Britain to celebrate Royal wedding with massive fight

THE ban on street brawling will be lifted temporarily for the royal wedding to allow celebratory fighting, it has been confirmed.

Pubs will also be open until 1am on the night of April 29, providing cheap, strong drinks to fuel a national outpouring of jubilant violence.

A Clarence House spokesman said: “Nothing is more emblematic of modern Britain than pints of nut brown ale and random acts of savagery, especially against strangers who happen to have a distinguishing feature, such as  a hat.

“The union of our future king and his live-in girlfriend is a wonderful opportunity for his loyal subjects to visit their favourite vertical drinking establishment, probably on some sort of leisure estate sandwiched between a cajun restaurant and a massive craft shop.

“The wedding will be shown on a large, wipe-clean kevlar screen that they can throw things at.

“Then they will turn on each other in an orgy of festive blood lust never forgetting that viscera is this generation’s confetti.”

(Records from a dataset)
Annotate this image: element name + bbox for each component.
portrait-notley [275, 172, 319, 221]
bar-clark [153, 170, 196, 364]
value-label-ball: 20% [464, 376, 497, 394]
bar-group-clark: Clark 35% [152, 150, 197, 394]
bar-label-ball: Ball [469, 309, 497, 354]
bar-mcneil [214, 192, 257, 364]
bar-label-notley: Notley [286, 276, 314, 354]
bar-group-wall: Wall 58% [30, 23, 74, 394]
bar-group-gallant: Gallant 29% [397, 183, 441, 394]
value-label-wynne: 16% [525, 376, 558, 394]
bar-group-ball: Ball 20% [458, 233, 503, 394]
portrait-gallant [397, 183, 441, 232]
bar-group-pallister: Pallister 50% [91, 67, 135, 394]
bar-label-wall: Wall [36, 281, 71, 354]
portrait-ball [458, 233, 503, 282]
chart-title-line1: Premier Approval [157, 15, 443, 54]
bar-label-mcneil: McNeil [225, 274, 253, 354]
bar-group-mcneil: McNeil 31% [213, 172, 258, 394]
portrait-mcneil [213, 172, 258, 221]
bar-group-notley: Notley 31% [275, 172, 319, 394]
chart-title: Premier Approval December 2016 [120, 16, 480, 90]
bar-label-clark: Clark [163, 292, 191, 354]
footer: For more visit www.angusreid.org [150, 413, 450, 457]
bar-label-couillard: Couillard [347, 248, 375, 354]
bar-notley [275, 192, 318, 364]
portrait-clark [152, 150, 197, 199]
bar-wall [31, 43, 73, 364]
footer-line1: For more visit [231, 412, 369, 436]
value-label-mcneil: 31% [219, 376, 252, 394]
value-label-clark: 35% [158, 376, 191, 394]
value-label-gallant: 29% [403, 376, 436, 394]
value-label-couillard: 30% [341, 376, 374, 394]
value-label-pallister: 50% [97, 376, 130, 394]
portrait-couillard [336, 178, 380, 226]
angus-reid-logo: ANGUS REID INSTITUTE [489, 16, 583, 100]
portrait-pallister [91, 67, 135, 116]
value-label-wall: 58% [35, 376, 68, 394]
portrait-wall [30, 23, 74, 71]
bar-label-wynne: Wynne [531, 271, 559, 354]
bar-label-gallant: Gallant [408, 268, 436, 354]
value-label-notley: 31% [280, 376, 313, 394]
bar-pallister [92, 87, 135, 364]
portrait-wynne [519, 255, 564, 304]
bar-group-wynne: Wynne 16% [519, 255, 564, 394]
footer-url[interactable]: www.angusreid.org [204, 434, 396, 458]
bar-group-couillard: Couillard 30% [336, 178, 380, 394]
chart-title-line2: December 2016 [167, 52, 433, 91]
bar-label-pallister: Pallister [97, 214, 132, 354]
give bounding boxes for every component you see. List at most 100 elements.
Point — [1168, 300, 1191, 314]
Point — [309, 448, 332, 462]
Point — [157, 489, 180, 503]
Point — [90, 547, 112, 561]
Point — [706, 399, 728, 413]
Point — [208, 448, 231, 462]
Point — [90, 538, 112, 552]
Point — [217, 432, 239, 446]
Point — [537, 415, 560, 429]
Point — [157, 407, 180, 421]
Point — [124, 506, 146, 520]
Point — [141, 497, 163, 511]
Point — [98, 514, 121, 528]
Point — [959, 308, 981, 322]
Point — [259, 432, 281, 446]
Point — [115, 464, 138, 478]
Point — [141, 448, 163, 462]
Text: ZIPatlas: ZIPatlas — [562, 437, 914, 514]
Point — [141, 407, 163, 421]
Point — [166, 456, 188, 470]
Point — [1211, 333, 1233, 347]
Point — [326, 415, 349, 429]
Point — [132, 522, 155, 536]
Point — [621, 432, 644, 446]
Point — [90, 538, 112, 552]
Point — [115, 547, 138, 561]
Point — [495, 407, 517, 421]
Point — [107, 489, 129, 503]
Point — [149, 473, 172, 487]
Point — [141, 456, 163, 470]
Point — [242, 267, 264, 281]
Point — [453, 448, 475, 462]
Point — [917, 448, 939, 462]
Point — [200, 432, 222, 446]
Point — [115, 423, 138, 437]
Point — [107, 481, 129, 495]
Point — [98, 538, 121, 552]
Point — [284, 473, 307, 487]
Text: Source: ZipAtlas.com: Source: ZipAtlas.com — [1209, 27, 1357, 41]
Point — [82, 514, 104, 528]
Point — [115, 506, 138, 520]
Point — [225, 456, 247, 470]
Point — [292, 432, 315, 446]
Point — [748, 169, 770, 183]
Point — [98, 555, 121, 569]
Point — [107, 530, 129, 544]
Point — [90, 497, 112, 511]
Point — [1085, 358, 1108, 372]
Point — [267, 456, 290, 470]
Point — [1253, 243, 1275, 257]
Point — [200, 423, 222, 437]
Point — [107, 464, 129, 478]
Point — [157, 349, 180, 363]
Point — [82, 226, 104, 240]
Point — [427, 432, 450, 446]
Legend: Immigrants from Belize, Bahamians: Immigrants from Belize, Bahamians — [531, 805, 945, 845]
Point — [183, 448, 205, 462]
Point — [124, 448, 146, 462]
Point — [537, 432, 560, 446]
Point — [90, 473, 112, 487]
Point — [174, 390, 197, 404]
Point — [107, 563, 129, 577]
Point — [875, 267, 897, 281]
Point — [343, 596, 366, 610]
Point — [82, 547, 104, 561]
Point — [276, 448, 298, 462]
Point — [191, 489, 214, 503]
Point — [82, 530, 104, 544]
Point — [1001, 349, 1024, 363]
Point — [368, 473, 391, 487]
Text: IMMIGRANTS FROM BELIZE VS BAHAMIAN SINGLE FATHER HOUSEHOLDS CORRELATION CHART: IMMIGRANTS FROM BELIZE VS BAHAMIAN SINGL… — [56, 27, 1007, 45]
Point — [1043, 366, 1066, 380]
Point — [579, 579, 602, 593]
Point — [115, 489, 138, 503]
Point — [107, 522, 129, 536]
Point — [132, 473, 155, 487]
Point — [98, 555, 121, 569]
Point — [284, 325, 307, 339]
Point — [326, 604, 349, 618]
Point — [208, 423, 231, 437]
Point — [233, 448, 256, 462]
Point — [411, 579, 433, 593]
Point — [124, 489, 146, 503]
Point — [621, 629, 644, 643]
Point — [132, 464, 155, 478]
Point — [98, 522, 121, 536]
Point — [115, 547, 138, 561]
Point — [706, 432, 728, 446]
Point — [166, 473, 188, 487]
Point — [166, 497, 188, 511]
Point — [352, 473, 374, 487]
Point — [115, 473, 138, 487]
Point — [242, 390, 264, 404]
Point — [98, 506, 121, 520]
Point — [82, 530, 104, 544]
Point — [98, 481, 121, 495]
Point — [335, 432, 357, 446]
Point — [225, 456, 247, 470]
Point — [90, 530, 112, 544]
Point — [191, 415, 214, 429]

• [STATED PROBLEM]
According to the royal wedding text, until what time will pubs stay open on the night of April 29?

• [OUTPUT]
Until 1am.